SOURCE EXTRACT START
Being able to reach in and grab something healthier than those tempting fries is about planning. And batching. The panelists agree that it’s important that the batched food is something palatable and satisfying. Freshness, wholesomeness (no artificial sweeteners or processed ingredients) and seasoning are key. To this end, Torres is a big proponent of using plenty of acid and chiles to wake up flavors, even in fruit salad.

With a panel filled with authors who undertake book tours, and celebrity chefs who fly around the country making appearances at various special events, it was inevitable that the conversation turned to resisting temptation and staying healthy while traveling. It’s a well known fact; airports can be a “food desert,” where most options aren’t very healthy. Their solution? Bring your own. Torres says, “I freeze summer fruits to have all year round.”
Bringing your own is great solution for a short term travel scenario and something to think about, especially if you’re one of those fortunate chefs who, despite your love for food, have never struggled with your weight and health. Art Smith isn’t one of those lucky ones. He recently lost more than one hundred pounds after his Type 2 Diabetes became a major concern. Smith confessed he was perfectly happy with his weight, eating as he pleased, and only changed his ways when his health was threatened.

Changing habits doesn’t have to be threatening or wholly unpleasant. The panel stressed the difference between the concepts of “diet” vs. “lifestyle”; “diet” has the connotation of forbidden choices, but a “lifestyle change” helps one continue to make healthy choices and find a proper balance between indulgence and moderation. Smith admitted he still eats dessert and fried chicken as he points out, “Real fried chicken, none of that fake baked stuff,” but does so while making healthier choices at other times of the week, and frequent exercise. The only way he could lose the weight was by not denying himself the things he loved now and again, and finding new foods that inspired him to stay on track. People have pointed out that rich menu choices in his restaurants haven’t changed much, to which he defends, “I’m not in the business of running marathons. I’m in the business of making food.”
SOURCE EXTRACT END
▸ **REQUIRED WORK**:
A: Answer these from the article on healthy eating, one answer a line, marked to match:
(i) What does Torres freeze to have all year round?
(ii) How much weight did Art Smith recently lose?
(iii) What does Torres use plenty of to wake up flavors?
B: Reproduce a part of the article on healthy eating word for word. Begin at the words "Bringing your own" and stop after "health was threatened.".
C: For each statement, say whether it agrees with the article on healthy eating. Answer yes or no and quote the words from the article that decide it.
(i) Smith changed his eating habits only when his health was threatened.
(ii) Smith has given up fried chicken.
(iii) Most food options at airports are healthy.
None of the entries that come after this are needed here.
INFORMATION START
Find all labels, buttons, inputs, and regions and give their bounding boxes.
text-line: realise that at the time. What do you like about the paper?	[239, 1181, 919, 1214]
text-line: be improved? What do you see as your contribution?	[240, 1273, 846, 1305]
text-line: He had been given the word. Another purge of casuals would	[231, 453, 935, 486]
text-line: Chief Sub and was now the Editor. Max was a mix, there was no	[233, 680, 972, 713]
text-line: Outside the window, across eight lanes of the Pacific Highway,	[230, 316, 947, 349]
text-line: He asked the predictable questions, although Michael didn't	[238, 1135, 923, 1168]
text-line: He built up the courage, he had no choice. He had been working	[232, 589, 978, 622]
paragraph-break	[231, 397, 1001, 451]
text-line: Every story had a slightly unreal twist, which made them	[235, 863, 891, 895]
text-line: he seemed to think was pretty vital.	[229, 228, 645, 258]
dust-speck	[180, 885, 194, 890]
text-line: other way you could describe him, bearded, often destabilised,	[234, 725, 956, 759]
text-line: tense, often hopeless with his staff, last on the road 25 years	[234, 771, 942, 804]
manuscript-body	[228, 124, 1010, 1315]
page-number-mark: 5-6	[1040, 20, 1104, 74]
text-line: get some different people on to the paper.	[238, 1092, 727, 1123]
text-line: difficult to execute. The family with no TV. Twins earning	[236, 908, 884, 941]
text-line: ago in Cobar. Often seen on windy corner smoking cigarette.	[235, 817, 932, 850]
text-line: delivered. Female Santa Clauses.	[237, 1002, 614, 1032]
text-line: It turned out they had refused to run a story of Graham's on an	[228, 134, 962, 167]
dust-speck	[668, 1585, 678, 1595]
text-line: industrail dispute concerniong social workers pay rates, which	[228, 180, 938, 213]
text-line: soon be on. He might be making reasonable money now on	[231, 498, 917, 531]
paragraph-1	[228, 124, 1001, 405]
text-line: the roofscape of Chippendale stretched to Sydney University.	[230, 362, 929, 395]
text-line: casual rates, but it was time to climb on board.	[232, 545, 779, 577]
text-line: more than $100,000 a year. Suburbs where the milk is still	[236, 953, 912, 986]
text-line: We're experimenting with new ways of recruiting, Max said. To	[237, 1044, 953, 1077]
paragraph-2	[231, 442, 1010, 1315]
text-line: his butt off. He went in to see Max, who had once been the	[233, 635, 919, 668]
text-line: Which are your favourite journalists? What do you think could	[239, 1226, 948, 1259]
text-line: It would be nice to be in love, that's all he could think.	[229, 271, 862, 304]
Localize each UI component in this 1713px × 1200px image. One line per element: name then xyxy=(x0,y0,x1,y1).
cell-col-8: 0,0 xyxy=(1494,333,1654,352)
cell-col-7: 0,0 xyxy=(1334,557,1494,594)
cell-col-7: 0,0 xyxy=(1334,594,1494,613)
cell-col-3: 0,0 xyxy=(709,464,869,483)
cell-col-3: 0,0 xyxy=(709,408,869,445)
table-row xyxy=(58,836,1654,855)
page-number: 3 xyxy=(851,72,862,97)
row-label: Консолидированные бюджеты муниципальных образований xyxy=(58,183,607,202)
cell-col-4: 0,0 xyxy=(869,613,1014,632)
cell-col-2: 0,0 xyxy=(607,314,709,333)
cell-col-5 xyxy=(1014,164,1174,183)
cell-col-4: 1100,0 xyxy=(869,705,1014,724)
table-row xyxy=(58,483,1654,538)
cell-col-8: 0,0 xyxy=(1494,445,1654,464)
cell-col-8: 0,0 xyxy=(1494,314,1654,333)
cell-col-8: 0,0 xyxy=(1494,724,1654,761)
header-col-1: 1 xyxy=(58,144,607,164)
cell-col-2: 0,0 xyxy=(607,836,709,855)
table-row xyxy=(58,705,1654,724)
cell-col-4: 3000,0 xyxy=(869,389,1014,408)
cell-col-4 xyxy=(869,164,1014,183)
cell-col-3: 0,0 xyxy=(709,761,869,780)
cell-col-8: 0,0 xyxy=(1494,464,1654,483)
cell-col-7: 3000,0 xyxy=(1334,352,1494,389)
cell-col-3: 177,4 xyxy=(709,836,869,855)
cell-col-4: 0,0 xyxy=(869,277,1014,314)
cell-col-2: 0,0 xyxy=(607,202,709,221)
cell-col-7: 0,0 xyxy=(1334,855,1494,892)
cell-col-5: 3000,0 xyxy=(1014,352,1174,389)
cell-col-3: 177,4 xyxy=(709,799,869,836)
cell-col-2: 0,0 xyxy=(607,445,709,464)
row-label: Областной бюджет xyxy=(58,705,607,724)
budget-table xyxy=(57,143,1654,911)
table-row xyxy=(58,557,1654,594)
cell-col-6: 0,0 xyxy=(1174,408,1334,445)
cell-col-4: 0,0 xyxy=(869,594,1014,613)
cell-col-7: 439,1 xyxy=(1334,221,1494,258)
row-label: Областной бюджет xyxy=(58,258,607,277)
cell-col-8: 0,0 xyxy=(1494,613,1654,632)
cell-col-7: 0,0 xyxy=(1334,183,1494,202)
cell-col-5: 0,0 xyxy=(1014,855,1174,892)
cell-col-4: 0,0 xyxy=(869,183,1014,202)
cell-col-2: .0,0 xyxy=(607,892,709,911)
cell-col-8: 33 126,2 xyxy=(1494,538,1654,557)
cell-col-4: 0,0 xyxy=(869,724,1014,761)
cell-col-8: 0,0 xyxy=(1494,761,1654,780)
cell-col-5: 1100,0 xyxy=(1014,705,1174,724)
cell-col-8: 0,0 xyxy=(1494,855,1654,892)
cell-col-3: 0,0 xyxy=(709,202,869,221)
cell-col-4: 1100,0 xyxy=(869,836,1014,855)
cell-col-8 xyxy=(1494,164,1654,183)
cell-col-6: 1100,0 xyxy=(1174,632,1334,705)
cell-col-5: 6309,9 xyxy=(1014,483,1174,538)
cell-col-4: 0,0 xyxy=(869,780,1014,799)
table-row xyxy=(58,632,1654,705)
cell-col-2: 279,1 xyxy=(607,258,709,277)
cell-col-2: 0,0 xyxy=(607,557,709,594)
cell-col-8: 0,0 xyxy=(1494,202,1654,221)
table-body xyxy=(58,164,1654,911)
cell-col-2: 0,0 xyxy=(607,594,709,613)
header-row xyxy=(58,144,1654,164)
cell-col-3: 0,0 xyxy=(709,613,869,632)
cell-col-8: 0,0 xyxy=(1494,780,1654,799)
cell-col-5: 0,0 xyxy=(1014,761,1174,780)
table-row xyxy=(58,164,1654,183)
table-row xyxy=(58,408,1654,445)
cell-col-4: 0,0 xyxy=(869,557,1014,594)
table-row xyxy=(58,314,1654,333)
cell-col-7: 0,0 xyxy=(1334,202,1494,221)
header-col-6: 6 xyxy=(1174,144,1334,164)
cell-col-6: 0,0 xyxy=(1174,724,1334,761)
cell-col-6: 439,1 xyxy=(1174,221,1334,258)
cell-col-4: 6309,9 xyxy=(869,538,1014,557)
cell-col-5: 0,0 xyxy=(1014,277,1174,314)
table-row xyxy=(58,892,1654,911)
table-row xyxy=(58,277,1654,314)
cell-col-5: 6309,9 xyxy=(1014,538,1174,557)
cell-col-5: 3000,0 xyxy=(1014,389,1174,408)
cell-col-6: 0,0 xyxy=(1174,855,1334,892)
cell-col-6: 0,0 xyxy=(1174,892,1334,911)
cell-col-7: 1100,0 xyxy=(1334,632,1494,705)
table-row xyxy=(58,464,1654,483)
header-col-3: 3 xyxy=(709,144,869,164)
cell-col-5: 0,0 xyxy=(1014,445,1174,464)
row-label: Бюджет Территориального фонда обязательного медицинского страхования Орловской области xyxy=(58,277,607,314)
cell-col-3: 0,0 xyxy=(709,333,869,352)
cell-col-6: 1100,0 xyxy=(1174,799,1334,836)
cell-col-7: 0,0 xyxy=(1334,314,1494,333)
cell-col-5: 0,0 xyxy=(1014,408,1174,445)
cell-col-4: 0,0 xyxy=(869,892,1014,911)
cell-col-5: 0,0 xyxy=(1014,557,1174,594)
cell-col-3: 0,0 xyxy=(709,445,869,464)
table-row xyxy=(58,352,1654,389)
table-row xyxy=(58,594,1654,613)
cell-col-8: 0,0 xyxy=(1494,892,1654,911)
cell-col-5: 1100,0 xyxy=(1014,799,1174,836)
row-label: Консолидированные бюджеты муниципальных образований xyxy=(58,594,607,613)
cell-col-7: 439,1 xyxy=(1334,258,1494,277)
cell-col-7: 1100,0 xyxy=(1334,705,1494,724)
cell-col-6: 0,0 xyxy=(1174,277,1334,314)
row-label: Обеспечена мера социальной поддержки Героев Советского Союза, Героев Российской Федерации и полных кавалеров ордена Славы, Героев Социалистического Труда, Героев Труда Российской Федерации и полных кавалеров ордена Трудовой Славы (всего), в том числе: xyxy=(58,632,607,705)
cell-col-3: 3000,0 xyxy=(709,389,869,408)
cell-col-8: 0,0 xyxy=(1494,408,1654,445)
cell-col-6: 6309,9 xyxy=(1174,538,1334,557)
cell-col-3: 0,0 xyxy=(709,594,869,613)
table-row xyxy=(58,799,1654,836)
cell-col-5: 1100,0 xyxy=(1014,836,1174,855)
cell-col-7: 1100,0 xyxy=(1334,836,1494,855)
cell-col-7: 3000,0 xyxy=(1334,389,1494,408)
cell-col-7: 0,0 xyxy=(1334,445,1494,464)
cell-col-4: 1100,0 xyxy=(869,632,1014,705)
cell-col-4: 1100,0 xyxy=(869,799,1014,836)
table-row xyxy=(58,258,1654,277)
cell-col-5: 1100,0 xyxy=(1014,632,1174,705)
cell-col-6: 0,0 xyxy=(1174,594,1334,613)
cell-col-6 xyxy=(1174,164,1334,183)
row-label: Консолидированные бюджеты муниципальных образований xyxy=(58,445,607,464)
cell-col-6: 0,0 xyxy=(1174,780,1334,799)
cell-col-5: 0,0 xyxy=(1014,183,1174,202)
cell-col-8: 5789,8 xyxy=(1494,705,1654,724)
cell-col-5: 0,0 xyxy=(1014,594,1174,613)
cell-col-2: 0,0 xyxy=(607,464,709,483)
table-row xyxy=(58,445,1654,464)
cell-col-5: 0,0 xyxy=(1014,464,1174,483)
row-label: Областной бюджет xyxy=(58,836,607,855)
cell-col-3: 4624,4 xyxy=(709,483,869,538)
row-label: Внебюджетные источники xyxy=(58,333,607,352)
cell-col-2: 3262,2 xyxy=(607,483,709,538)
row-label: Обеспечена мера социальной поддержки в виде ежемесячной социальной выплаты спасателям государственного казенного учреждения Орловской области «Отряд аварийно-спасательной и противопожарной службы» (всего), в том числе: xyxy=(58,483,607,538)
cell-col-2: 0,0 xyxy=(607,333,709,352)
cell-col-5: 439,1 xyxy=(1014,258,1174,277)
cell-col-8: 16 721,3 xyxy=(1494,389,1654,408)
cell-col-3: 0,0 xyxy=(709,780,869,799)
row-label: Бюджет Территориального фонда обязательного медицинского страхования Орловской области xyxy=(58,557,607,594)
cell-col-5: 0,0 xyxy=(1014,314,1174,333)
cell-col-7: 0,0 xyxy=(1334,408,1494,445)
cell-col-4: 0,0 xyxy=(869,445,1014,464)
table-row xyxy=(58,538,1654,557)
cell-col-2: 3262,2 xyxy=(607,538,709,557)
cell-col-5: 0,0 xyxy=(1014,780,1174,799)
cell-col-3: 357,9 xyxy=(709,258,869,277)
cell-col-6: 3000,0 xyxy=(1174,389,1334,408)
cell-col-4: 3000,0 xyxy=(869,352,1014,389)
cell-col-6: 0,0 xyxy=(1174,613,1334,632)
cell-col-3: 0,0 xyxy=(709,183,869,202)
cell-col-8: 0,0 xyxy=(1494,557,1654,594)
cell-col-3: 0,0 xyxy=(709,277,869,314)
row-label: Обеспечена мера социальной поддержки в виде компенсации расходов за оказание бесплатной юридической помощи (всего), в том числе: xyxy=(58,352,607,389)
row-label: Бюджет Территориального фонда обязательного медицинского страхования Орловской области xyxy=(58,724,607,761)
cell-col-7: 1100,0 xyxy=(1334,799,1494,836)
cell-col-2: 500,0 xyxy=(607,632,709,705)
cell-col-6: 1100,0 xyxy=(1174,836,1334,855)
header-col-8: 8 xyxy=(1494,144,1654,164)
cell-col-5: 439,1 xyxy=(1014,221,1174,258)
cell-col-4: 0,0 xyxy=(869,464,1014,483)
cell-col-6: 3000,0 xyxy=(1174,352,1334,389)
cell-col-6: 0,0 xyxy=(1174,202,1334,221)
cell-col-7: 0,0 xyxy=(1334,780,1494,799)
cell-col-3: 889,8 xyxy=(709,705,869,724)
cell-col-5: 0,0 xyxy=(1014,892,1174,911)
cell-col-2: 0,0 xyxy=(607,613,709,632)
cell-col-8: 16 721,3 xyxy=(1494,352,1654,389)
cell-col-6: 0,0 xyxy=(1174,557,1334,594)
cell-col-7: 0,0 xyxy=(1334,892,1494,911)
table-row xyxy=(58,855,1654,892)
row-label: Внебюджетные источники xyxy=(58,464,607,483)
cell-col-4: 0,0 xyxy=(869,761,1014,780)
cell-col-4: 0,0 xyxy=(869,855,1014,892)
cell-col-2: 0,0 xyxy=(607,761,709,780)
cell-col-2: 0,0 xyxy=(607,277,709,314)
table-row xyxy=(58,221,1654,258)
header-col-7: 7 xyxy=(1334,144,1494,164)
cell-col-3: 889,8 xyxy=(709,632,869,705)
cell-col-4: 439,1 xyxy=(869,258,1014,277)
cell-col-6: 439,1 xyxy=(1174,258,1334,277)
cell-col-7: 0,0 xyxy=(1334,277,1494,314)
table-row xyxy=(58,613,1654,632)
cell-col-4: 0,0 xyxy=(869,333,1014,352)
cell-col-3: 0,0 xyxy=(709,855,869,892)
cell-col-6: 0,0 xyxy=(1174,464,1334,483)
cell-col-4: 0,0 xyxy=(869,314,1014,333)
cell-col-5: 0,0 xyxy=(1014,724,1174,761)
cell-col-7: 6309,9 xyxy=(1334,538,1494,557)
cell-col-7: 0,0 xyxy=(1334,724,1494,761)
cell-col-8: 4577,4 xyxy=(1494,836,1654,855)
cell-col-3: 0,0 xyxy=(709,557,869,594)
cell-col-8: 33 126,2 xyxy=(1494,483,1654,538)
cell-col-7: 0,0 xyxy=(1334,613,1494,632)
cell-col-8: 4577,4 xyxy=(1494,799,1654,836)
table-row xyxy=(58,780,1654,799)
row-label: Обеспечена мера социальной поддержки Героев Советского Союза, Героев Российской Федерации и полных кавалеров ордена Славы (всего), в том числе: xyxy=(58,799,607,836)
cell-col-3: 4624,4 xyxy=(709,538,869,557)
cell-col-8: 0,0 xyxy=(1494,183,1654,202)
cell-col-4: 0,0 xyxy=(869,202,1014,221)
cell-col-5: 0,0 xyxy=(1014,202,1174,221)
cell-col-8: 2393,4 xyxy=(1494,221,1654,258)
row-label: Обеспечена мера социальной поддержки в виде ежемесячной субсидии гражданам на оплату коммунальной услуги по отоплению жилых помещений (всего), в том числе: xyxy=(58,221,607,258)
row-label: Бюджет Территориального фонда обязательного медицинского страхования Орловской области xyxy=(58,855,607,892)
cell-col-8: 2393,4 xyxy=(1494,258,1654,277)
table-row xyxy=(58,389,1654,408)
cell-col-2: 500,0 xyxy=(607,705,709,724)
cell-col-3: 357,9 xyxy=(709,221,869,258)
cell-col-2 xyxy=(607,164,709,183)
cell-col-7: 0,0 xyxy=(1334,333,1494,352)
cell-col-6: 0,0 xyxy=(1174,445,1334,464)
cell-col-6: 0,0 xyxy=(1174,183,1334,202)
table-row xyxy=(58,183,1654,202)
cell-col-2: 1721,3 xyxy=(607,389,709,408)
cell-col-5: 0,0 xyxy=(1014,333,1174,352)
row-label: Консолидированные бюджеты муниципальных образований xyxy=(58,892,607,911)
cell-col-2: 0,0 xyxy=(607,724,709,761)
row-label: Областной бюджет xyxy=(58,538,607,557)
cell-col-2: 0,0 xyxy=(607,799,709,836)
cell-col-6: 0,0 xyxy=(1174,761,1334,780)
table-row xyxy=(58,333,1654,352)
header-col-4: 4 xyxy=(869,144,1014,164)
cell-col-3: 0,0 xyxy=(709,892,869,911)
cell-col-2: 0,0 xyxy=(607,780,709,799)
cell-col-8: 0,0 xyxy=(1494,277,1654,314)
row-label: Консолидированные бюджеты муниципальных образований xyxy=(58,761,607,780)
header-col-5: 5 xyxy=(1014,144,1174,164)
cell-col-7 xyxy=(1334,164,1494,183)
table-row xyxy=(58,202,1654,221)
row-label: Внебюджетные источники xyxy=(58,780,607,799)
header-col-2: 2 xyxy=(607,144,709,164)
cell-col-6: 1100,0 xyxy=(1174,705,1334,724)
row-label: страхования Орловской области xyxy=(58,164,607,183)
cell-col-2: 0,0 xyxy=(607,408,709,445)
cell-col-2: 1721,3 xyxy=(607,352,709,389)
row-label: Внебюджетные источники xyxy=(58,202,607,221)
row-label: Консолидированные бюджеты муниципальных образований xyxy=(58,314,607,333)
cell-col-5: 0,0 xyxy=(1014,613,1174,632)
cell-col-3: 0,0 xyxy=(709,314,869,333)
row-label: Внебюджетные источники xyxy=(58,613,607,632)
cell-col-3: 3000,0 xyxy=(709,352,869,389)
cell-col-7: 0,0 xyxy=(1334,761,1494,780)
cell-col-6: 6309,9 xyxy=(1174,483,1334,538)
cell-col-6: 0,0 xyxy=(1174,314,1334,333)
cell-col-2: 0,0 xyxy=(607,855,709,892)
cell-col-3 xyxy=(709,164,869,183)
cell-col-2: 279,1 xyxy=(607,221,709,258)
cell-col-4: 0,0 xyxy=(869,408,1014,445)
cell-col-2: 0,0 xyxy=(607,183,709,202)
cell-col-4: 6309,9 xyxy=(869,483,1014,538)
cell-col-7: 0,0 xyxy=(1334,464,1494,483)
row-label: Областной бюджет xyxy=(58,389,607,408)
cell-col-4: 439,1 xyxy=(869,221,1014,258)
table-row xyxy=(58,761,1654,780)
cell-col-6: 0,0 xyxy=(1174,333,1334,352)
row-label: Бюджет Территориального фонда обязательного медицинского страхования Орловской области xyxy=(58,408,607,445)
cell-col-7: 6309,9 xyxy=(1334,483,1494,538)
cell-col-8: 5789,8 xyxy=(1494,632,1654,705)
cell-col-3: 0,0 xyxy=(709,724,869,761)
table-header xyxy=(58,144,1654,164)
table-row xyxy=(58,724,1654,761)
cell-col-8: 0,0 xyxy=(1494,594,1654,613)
INFORMATION END
▸ **ANSWERS TO THE EXERCISE**:
A:
(i) Summer fruits
(ii) More than one hundred pounds
(iii) Acid and chiles

B:
Bringing your own is great solution for a short term travel scenario and something to think about, especially if you’re one of those fortunate chefs who, despite your love for food, have never struggled with your weight and health. Art Smith isn’t one of those lucky ones. He recently lost more than one hundred pounds after his Type 2 Diabetes became a major concern. Smith confessed he was perfectly happy with his weight, eating as he pleased, and only changed his ways when his health was threatened.

C:
(i) Yes: "only changed his ways when his health was threatened"
(ii) No: "Smith admitted he still eats dessert and fried chicken"
(iii) No: "airports can be a “food desert,” where most options aren’t very healthy"